Instruction -
Below is a block of records; reproduce all of them exactly and leave out any pictures.

Data for processing -
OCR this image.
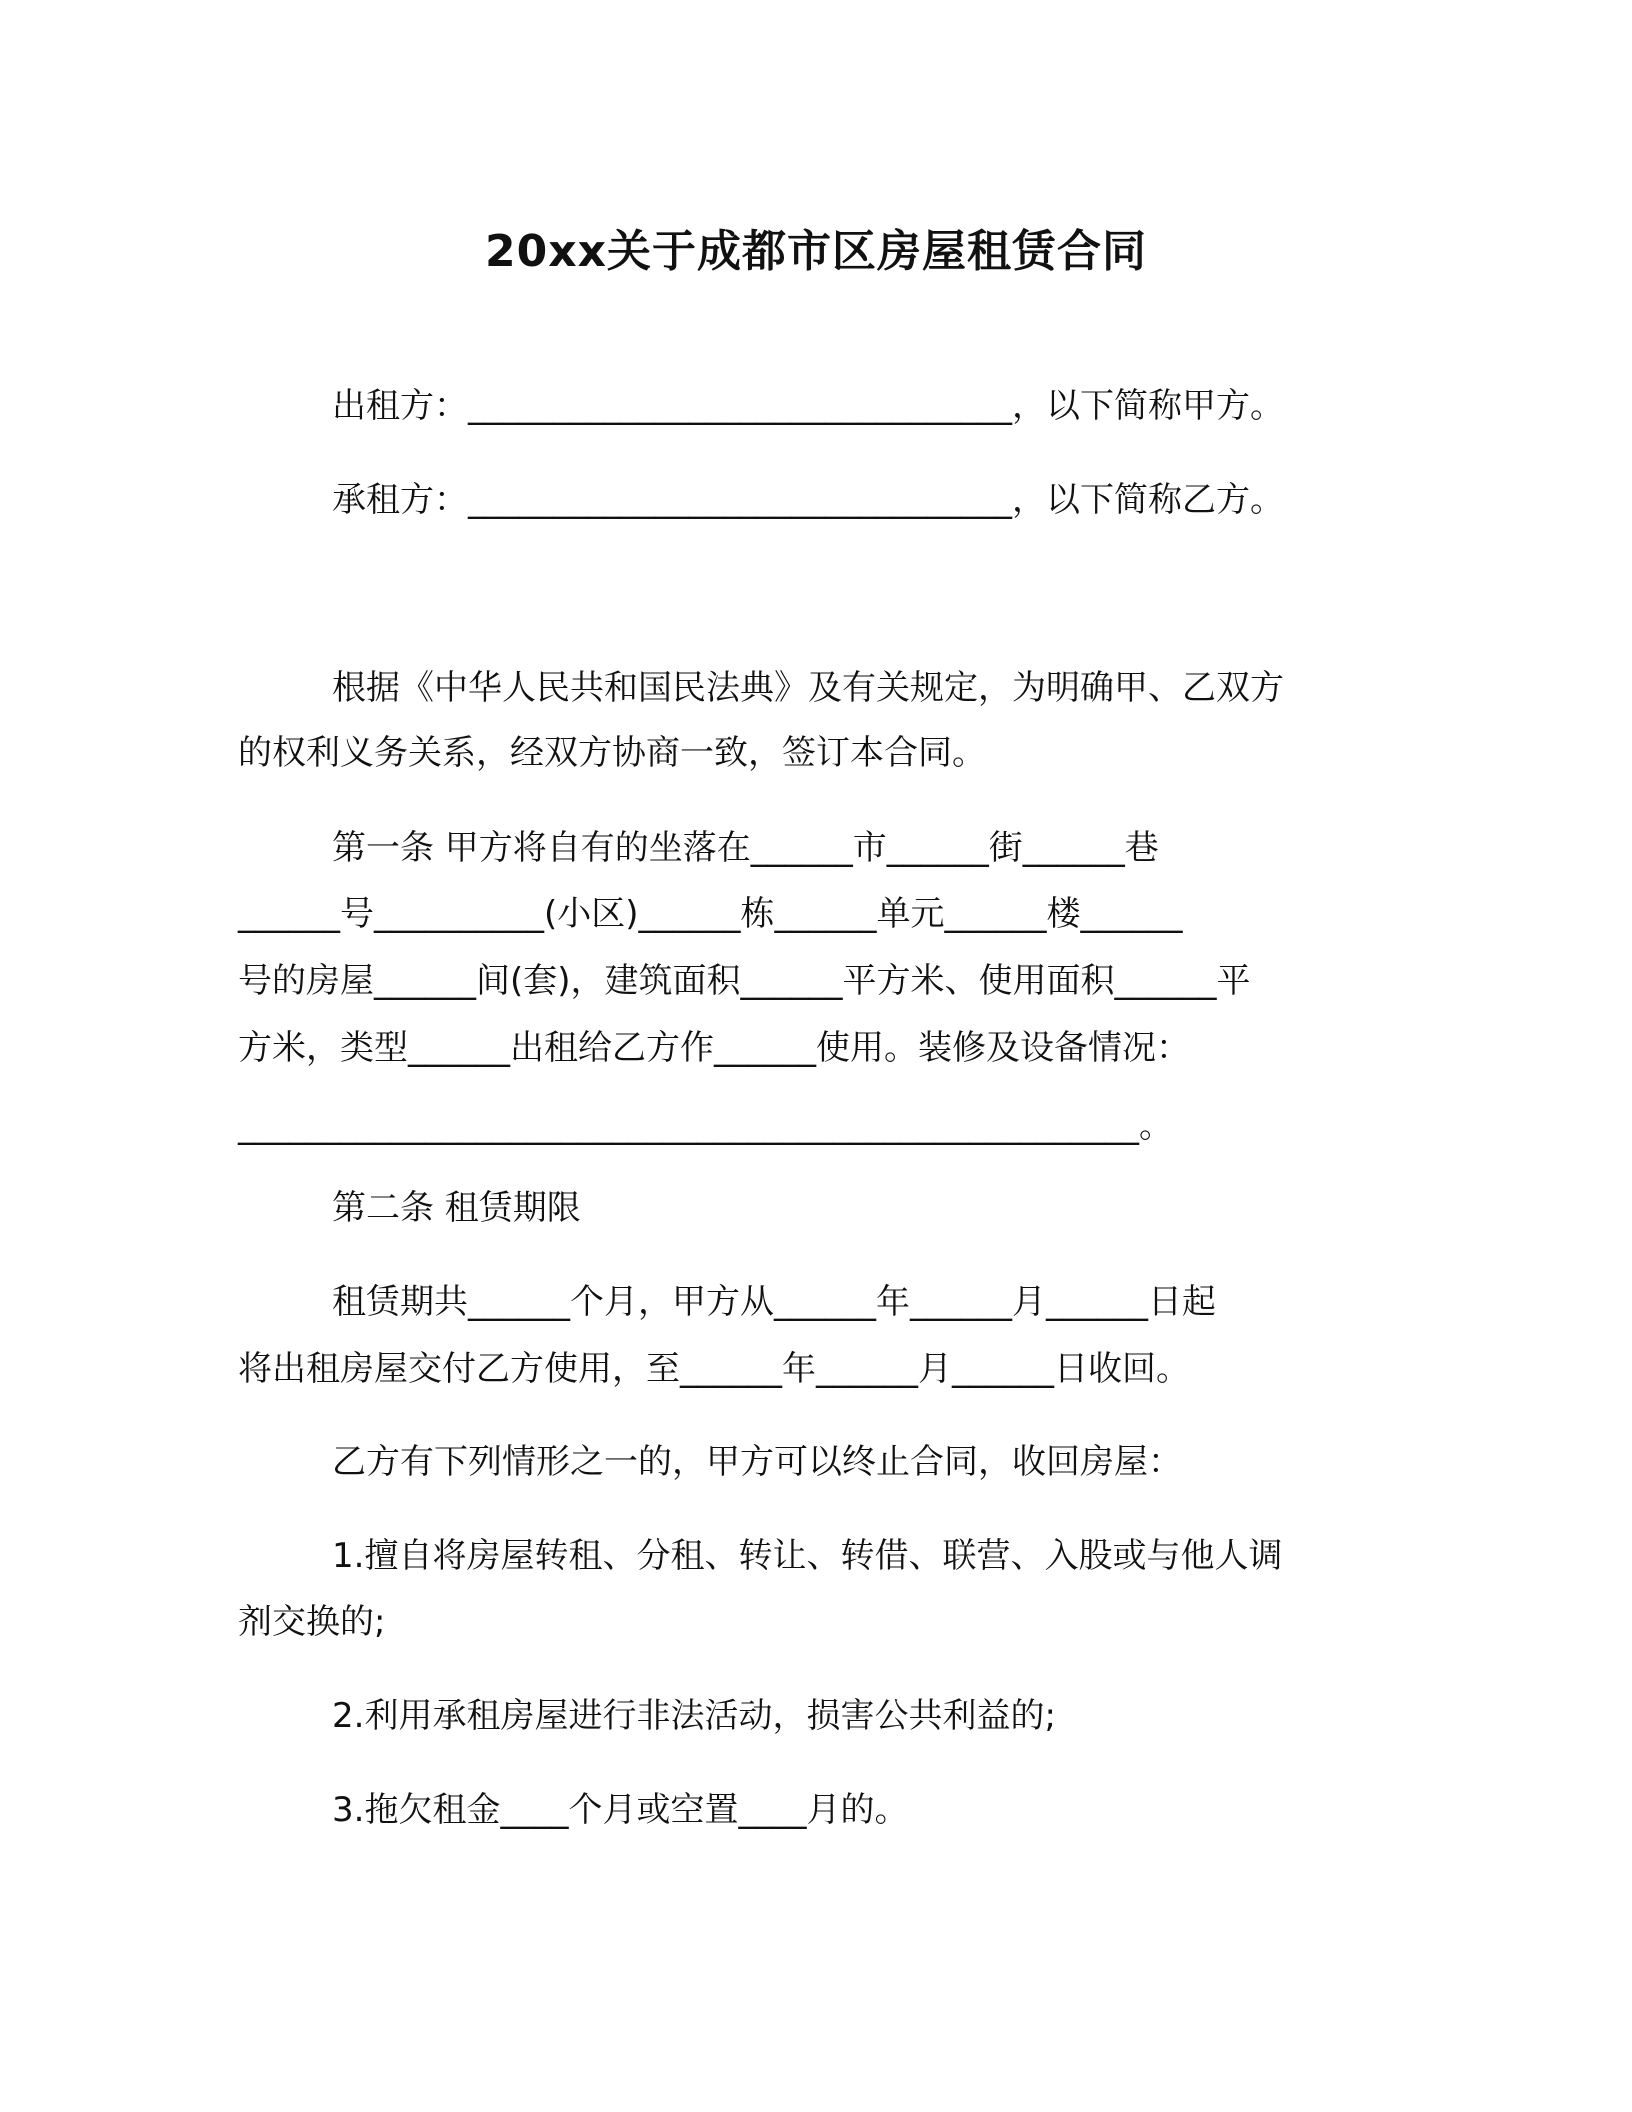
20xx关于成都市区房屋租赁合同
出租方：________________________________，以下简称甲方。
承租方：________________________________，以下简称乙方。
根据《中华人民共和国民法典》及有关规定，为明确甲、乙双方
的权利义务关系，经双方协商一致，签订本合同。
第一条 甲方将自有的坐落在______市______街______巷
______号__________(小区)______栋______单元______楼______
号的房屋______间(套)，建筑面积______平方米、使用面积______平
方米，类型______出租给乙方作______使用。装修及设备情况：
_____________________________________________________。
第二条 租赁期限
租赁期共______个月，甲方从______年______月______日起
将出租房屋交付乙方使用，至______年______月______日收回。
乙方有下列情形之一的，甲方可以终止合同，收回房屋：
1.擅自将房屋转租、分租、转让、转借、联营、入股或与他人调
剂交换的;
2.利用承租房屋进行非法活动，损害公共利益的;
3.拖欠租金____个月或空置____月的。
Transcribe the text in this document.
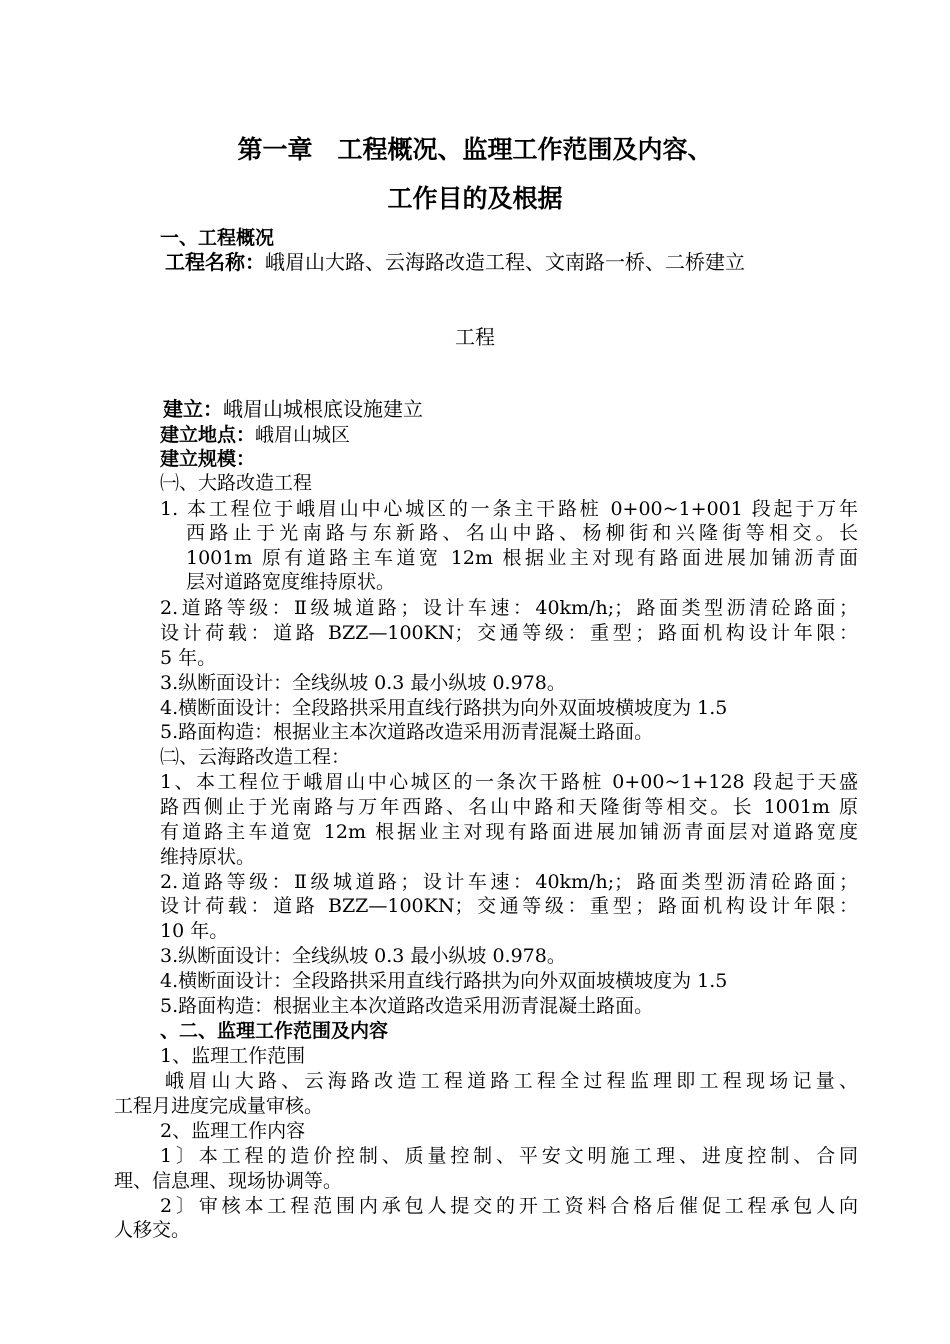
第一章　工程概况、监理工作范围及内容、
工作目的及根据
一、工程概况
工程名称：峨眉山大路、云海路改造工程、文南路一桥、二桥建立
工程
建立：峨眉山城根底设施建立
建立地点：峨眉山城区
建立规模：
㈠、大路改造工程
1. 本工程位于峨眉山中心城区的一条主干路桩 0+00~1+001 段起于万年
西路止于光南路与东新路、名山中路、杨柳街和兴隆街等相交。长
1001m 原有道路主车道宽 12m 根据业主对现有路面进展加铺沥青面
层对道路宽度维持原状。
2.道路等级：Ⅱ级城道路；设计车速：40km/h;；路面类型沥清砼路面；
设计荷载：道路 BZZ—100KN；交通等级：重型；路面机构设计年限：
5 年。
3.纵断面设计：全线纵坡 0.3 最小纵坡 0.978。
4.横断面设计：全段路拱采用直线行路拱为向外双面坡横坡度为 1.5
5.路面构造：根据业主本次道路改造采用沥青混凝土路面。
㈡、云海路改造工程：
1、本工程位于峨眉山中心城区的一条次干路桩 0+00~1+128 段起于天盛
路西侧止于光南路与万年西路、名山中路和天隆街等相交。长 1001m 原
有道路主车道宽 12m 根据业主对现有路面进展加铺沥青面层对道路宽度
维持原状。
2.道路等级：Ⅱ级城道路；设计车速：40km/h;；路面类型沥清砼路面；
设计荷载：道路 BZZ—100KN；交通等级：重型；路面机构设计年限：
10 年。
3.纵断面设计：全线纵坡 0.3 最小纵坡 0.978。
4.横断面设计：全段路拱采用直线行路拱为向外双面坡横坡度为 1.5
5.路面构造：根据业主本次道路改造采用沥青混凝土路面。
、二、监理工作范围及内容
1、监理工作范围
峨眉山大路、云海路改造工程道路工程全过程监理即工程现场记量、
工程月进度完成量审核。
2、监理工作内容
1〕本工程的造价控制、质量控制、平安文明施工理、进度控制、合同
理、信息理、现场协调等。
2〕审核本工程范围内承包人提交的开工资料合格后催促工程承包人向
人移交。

Full solution -
OCR this image.
20xx关于成都市区房屋租赁合同
出租方：________________________________，以下简称甲方。
承租方：________________________________，以下简称乙方。
根据《中华人民共和国民法典》及有关规定，为明确甲、乙双方
的权利义务关系，经双方协商一致，签订本合同。
第一条 甲方将自有的坐落在______市______街______巷
______号__________(小区)______栋______单元______楼______
号的房屋______间(套)，建筑面积______平方米、使用面积______平
方米，类型______出租给乙方作______使用。装修及设备情况：
_____________________________________________________。
第二条 租赁期限
租赁期共______个月，甲方从______年______月______日起
将出租房屋交付乙方使用，至______年______月______日收回。
乙方有下列情形之一的，甲方可以终止合同，收回房屋：
1.擅自将房屋转租、分租、转让、转借、联营、入股或与他人调
剂交换的;
2.利用承租房屋进行非法活动，损害公共利益的;
3.拖欠租金____个月或空置____月的。
Transcribe the text in this document.
第一章　工程概况、监理工作范围及内容、
工作目的及根据
一、工程概况
工程名称：峨眉山大路、云海路改造工程、文南路一桥、二桥建立
工程
建立：峨眉山城根底设施建立
建立地点：峨眉山城区
建立规模：
㈠、大路改造工程
1. 本工程位于峨眉山中心城区的一条主干路桩 0+00~1+001 段起于万年
西路止于光南路与东新路、名山中路、杨柳街和兴隆街等相交。长
1001m 原有道路主车道宽 12m 根据业主对现有路面进展加铺沥青面
层对道路宽度维持原状。
2.道路等级：Ⅱ级城道路；设计车速：40km/h;；路面类型沥清砼路面；
设计荷载：道路 BZZ—100KN；交通等级：重型；路面机构设计年限：
5 年。
3.纵断面设计：全线纵坡 0.3 最小纵坡 0.978。
4.横断面设计：全段路拱采用直线行路拱为向外双面坡横坡度为 1.5
5.路面构造：根据业主本次道路改造采用沥青混凝土路面。
㈡、云海路改造工程：
1、本工程位于峨眉山中心城区的一条次干路桩 0+00~1+128 段起于天盛
路西侧止于光南路与万年西路、名山中路和天隆街等相交。长 1001m 原
有道路主车道宽 12m 根据业主对现有路面进展加铺沥青面层对道路宽度
维持原状。
2.道路等级：Ⅱ级城道路；设计车速：40km/h;；路面类型沥清砼路面；
设计荷载：道路 BZZ—100KN；交通等级：重型；路面机构设计年限：
10 年。
3.纵断面设计：全线纵坡 0.3 最小纵坡 0.978。
4.横断面设计：全段路拱采用直线行路拱为向外双面坡横坡度为 1.5
5.路面构造：根据业主本次道路改造采用沥青混凝土路面。
、二、监理工作范围及内容
1、监理工作范围
峨眉山大路、云海路改造工程道路工程全过程监理即工程现场记量、
工程月进度完成量审核。
2、监理工作内容
1〕本工程的造价控制、质量控制、平安文明施工理、进度控制、合同
理、信息理、现场协调等。
2〕审核本工程范围内承包人提交的开工资料合格后催促工程承包人向
人移交。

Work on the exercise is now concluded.